### Prompt
Copy out the entire listing word for word.

### Records to use
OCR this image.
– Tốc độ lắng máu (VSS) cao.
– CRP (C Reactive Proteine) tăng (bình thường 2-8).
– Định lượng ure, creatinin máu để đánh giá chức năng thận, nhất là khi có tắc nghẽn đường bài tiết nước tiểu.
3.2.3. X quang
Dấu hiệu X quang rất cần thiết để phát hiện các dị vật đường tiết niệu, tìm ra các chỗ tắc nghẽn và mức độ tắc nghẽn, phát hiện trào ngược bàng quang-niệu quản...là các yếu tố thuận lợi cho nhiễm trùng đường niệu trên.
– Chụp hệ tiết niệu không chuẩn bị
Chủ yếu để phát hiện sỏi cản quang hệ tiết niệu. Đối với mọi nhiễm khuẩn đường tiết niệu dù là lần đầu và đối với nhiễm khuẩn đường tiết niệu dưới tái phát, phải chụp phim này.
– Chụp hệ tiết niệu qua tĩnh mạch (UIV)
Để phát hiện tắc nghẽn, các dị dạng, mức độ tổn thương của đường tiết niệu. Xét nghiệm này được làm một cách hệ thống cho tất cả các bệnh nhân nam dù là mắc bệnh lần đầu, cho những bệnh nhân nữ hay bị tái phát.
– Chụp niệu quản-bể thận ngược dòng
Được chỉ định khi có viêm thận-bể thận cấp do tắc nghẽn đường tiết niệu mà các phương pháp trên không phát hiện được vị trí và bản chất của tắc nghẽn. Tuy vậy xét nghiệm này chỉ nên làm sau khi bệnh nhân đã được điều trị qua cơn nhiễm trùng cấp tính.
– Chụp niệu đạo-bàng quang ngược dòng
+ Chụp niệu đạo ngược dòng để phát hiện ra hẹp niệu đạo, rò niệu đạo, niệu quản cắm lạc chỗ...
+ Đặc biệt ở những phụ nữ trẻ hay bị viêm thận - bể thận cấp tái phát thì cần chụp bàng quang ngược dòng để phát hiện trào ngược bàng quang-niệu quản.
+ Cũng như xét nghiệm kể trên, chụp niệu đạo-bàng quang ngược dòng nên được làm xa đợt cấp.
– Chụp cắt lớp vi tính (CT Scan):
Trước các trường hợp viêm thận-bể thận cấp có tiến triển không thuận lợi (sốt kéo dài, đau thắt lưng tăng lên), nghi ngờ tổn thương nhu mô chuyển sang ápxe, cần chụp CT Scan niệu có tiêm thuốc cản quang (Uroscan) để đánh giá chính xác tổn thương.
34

### Finished task
OCR this image.
– Tốc độ lắng máu (VSS) cao.
– CRP (C Reactive Proteine) tăng (bình thường 2-8).
– Định lượng ure, creatinin máu để đánh giá chức năng thận, nhất là khi có tắc nghẽn đường bài tiết nước tiểu.
3.2.3. X quang
Dấu hiệu X quang rất cần thiết để phát hiện các dị vật đường tiết niệu, tìm ra các chỗ tắc nghẽn và mức độ tắc nghẽn, phát hiện trào ngược bàng quang-niệu quản...là các yếu tố thuận lợi cho nhiễm trùng đường niệu trên.
– Chụp hệ tiết niệu không chuẩn bị
Chủ yếu để phát hiện sỏi cản quang hệ tiết niệu. Đối với mọi nhiễm khuẩn đường tiết niệu dù là lần đầu và đối với nhiễm khuẩn đường tiết niệu dưới tái phát, phải chụp phim này.
– Chụp hệ tiết niệu qua tĩnh mạch (UIV)
Để phát hiện tắc nghẽn, các dị dạng, mức độ tổn thương của đường tiết niệu. Xét nghiệm này được làm một cách hệ thống cho tất cả các bệnh nhân nam dù là mắc bệnh lần đầu, cho những bệnh nhân nữ hay bị tái phát.
– Chụp niệu quản-bể thận ngược dòng
Được chỉ định khi có viêm thận-bể thận cấp do tắc nghẽn đường tiết niệu mà các phương pháp trên không phát hiện được vị trí và bản chất của tắc nghẽn. Tuy vậy xét nghiệm này chỉ nên làm sau khi bệnh nhân đã được điều trị qua cơn nhiễm trùng cấp tính.
– Chụp niệu đạo-bàng quang ngược dòng
+ Chụp niệu đạo ngược dòng để phát hiện ra hẹp niệu đạo, rò niệu đạo, niệu quản cắm lạc chỗ...
+ Đặc biệt ở những phụ nữ trẻ hay bị viêm thận - bể thận cấp tái phát thì cần chụp bàng quang ngược dòng để phát hiện trào ngược bàng quang-niệu quản.
+ Cũng như xét nghiệm kể trên, chụp niệu đạo-bàng quang ngược dòng nên được làm xa đợt cấp.
– Chụp cắt lớp vi tính (CT Scan):
Trước các trường hợp viêm thận-bể thận cấp có tiến triển không thuận lợi (sốt kéo dài, đau thắt lưng tăng lên), nghi ngờ tổn thương nhu mô chuyển sang ápxe, cần chụp CT Scan niệu có tiêm thuốc cản quang (Uroscan) để đánh giá chính xác tổn thương.
34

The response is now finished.